(Exercise directions):
Every entry that follows needs to be repeated exactly.

(Saved entries)
+++
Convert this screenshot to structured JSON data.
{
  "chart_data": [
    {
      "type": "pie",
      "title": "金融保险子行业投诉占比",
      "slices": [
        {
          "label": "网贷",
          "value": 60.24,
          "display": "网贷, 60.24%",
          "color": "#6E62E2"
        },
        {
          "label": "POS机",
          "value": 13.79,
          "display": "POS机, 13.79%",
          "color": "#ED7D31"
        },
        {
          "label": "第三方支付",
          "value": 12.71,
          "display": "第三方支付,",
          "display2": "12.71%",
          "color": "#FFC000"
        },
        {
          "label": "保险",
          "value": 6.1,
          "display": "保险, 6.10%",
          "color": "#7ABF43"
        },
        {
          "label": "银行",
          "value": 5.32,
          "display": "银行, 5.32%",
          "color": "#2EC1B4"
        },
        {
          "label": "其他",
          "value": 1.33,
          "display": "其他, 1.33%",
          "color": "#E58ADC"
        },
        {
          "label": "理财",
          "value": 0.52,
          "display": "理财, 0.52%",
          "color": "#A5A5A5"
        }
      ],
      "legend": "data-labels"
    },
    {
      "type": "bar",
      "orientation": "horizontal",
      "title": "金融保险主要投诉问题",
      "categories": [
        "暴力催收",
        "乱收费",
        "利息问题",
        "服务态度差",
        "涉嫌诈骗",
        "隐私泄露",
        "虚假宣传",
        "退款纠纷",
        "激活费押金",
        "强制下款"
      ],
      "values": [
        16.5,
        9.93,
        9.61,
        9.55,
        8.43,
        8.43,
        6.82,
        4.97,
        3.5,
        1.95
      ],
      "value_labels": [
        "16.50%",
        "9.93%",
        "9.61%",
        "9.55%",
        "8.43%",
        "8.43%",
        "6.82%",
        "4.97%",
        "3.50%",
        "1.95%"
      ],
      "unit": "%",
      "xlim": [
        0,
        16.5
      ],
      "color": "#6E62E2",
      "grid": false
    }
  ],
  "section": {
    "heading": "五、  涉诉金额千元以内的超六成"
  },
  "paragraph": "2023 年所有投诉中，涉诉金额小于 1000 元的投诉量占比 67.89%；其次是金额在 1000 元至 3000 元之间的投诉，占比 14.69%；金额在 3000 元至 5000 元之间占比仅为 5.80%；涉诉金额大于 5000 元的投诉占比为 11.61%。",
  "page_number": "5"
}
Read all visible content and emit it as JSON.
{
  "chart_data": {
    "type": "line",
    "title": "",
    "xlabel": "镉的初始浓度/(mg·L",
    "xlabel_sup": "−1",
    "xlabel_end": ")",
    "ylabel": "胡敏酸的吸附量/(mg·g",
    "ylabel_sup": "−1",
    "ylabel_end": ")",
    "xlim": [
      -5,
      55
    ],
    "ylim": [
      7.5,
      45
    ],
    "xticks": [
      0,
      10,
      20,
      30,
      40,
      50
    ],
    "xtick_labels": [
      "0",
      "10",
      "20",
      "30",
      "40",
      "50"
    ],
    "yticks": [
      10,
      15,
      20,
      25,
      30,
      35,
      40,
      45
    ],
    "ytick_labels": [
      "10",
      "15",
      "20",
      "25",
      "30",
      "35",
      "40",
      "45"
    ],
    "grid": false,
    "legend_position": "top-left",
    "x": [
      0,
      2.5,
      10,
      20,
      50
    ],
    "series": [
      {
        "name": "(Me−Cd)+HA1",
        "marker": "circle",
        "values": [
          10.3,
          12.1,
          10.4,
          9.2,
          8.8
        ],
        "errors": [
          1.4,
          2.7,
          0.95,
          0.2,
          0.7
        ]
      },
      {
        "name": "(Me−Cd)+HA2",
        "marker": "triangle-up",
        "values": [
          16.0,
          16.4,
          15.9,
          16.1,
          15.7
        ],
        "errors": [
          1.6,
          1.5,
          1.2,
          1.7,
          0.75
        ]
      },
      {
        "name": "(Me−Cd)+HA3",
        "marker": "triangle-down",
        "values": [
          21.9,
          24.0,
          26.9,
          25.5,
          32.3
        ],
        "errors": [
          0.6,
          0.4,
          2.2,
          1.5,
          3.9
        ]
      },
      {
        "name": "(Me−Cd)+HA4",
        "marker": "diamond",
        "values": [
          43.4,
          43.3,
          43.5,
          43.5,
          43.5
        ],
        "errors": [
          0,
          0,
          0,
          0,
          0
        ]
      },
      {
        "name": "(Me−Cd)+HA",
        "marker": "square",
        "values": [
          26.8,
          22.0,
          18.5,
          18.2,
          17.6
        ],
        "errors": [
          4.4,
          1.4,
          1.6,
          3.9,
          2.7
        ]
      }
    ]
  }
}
+++
(Complete output):
Convert this screenshot to structured JSON data.
{
  "chart_data": [
    {
      "type": "pie",
      "title": "金融保险子行业投诉占比",
      "slices": [
        {
          "label": "网贷",
          "value": 60.24,
          "display": "网贷, 60.24%",
          "color": "#6E62E2"
        },
        {
          "label": "POS机",
          "value": 13.79,
          "display": "POS机, 13.79%",
          "color": "#ED7D31"
        },
        {
          "label": "第三方支付",
          "value": 12.71,
          "display": "第三方支付,",
          "display2": "12.71%",
          "color": "#FFC000"
        },
        {
          "label": "保险",
          "value": 6.1,
          "display": "保险, 6.10%",
          "color": "#7ABF43"
        },
        {
          "label": "银行",
          "value": 5.32,
          "display": "银行, 5.32%",
          "color": "#2EC1B4"
        },
        {
          "label": "其他",
          "value": 1.33,
          "display": "其他, 1.33%",
          "color": "#E58ADC"
        },
        {
          "label": "理财",
          "value": 0.52,
          "display": "理财, 0.52%",
          "color": "#A5A5A5"
        }
      ],
      "legend": "data-labels"
    },
    {
      "type": "bar",
      "orientation": "horizontal",
      "title": "金融保险主要投诉问题",
      "categories": [
        "暴力催收",
        "乱收费",
        "利息问题",
        "服务态度差",
        "涉嫌诈骗",
        "隐私泄露",
        "虚假宣传",
        "退款纠纷",
        "激活费押金",
        "强制下款"
      ],
      "values": [
        16.5,
        9.93,
        9.61,
        9.55,
        8.43,
        8.43,
        6.82,
        4.97,
        3.5,
        1.95
      ],
      "value_labels": [
        "16.50%",
        "9.93%",
        "9.61%",
        "9.55%",
        "8.43%",
        "8.43%",
        "6.82%",
        "4.97%",
        "3.50%",
        "1.95%"
      ],
      "unit": "%",
      "xlim": [
        0,
        16.5
      ],
      "color": "#6E62E2",
      "grid": false
    }
  ],
  "section": {
    "heading": "五、  涉诉金额千元以内的超六成"
  },
  "paragraph": "2023 年所有投诉中，涉诉金额小于 1000 元的投诉量占比 67.89%；其次是金额在 1000 元至 3000 元之间的投诉，占比 14.69%；金额在 3000 元至 5000 元之间占比仅为 5.80%；涉诉金额大于 5000 元的投诉占比为 11.61%。",
  "page_number": "5"
}
Read all visible content and emit it as JSON.
{
  "chart_data": {
    "type": "line",
    "title": "",
    "xlabel": "镉的初始浓度/(mg·L",
    "xlabel_sup": "−1",
    "xlabel_end": ")",
    "ylabel": "胡敏酸的吸附量/(mg·g",
    "ylabel_sup": "−1",
    "ylabel_end": ")",
    "xlim": [
      -5,
      55
    ],
    "ylim": [
      7.5,
      45
    ],
    "xticks": [
      0,
      10,
      20,
      30,
      40,
      50
    ],
    "xtick_labels": [
      "0",
      "10",
      "20",
      "30",
      "40",
      "50"
    ],
    "yticks": [
      10,
      15,
      20,
      25,
      30,
      35,
      40,
      45
    ],
    "ytick_labels": [
      "10",
      "15",
      "20",
      "25",
      "30",
      "35",
      "40",
      "45"
    ],
    "grid": false,
    "legend_position": "top-left",
    "x": [
      0,
      2.5,
      10,
      20,
      50
    ],
    "series": [
      {
        "name": "(Me−Cd)+HA1",
        "marker": "circle",
        "values": [
          10.3,
          12.1,
          10.4,
          9.2,
          8.8
        ],
        "errors": [
          1.4,
          2.7,
          0.95,
          0.2,
          0.7
        ]
      },
      {
        "name": "(Me−Cd)+HA2",
        "marker": "triangle-up",
        "values": [
          16.0,
          16.4,
          15.9,
          16.1,
          15.7
        ],
        "errors": [
          1.6,
          1.5,
          1.2,
          1.7,
          0.75
        ]
      },
      {
        "name": "(Me−Cd)+HA3",
        "marker": "triangle-down",
        "values": [
          21.9,
          24.0,
          26.9,
          25.5,
          32.3
        ],
        "errors": [
          0.6,
          0.4,
          2.2,
          1.5,
          3.9
        ]
      },
      {
        "name": "(Me−Cd)+HA4",
        "marker": "diamond",
        "values": [
          43.4,
          43.3,
          43.5,
          43.5,
          43.5
        ],
        "errors": [
          0,
          0,
          0,
          0,
          0
        ]
      },
      {
        "name": "(Me−Cd)+HA",
        "marker": "square",
        "values": [
          26.8,
          22.0,
          18.5,
          18.2,
          17.6
        ],
        "errors": [
          4.4,
          1.4,
          1.6,
          3.9,
          2.7
        ]
      }
    ]
  }
}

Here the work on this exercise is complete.